======== RAW RECORDS

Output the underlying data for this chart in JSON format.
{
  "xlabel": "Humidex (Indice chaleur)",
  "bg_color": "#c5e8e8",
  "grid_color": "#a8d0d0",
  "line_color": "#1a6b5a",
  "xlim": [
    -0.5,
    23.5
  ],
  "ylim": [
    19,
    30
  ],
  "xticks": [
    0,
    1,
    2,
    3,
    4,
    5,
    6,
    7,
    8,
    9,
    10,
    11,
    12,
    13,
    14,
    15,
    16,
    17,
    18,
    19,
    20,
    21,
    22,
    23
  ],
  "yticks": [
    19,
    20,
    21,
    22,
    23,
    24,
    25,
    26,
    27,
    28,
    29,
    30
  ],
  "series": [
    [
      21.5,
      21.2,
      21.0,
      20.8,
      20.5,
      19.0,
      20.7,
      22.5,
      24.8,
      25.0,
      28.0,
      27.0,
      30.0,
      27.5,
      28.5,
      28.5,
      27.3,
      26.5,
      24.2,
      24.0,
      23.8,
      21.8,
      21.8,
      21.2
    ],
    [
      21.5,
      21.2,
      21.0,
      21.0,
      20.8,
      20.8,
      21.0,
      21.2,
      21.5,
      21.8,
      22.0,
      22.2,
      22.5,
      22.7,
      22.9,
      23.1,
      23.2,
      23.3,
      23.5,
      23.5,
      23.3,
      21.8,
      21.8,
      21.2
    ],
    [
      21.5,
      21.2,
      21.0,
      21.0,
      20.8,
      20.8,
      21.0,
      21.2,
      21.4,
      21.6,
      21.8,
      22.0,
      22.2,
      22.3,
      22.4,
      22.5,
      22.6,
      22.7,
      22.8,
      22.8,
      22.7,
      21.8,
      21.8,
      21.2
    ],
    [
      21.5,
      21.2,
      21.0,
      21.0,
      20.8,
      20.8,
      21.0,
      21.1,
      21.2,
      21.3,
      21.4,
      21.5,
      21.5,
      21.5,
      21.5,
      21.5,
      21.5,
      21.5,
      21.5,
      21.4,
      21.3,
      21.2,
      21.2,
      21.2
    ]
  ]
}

================

Please quote the data above in full, with no line missing.

Output the underlying data for this chart in JSON format.
{
  "xlabel": "Humidex (Indice chaleur)",
  "bg_color": "#c5e8e8",
  "grid_color": "#a8d0d0",
  "line_color": "#1a6b5a",
  "xlim": [
    -0.5,
    23.5
  ],
  "ylim": [
    19,
    30
  ],
  "xticks": [
    0,
    1,
    2,
    3,
    4,
    5,
    6,
    7,
    8,
    9,
    10,
    11,
    12,
    13,
    14,
    15,
    16,
    17,
    18,
    19,
    20,
    21,
    22,
    23
  ],
  "yticks": [
    19,
    20,
    21,
    22,
    23,
    24,
    25,
    26,
    27,
    28,
    29,
    30
  ],
  "series": [
    [
      21.5,
      21.2,
      21.0,
      20.8,
      20.5,
      19.0,
      20.7,
      22.5,
      24.8,
      25.0,
      28.0,
      27.0,
      30.0,
      27.5,
      28.5,
      28.5,
      27.3,
      26.5,
      24.2,
      24.0,
      23.8,
      21.8,
      21.8,
      21.2
    ],
    [
      21.5,
      21.2,
      21.0,
      21.0,
      20.8,
      20.8,
      21.0,
      21.2,
      21.5,
      21.8,
      22.0,
      22.2,
      22.5,
      22.7,
      22.9,
      23.1,
      23.2,
      23.3,
      23.5,
      23.5,
      23.3,
      21.8,
      21.8,
      21.2
    ],
    [
      21.5,
      21.2,
      21.0,
      21.0,
      20.8,
      20.8,
      21.0,
      21.2,
      21.4,
      21.6,
      21.8,
      22.0,
      22.2,
      22.3,
      22.4,
      22.5,
      22.6,
      22.7,
      22.8,
      22.8,
      22.7,
      21.8,
      21.8,
      21.2
    ],
    [
      21.5,
      21.2,
      21.0,
      21.0,
      20.8,
      20.8,
      21.0,
      21.1,
      21.2,
      21.3,
      21.4,
      21.5,
      21.5,
      21.5,
      21.5,
      21.5,
      21.5,
      21.5,
      21.5,
      21.4,
      21.3,
      21.2,
      21.2,
      21.2
    ]
  ]
}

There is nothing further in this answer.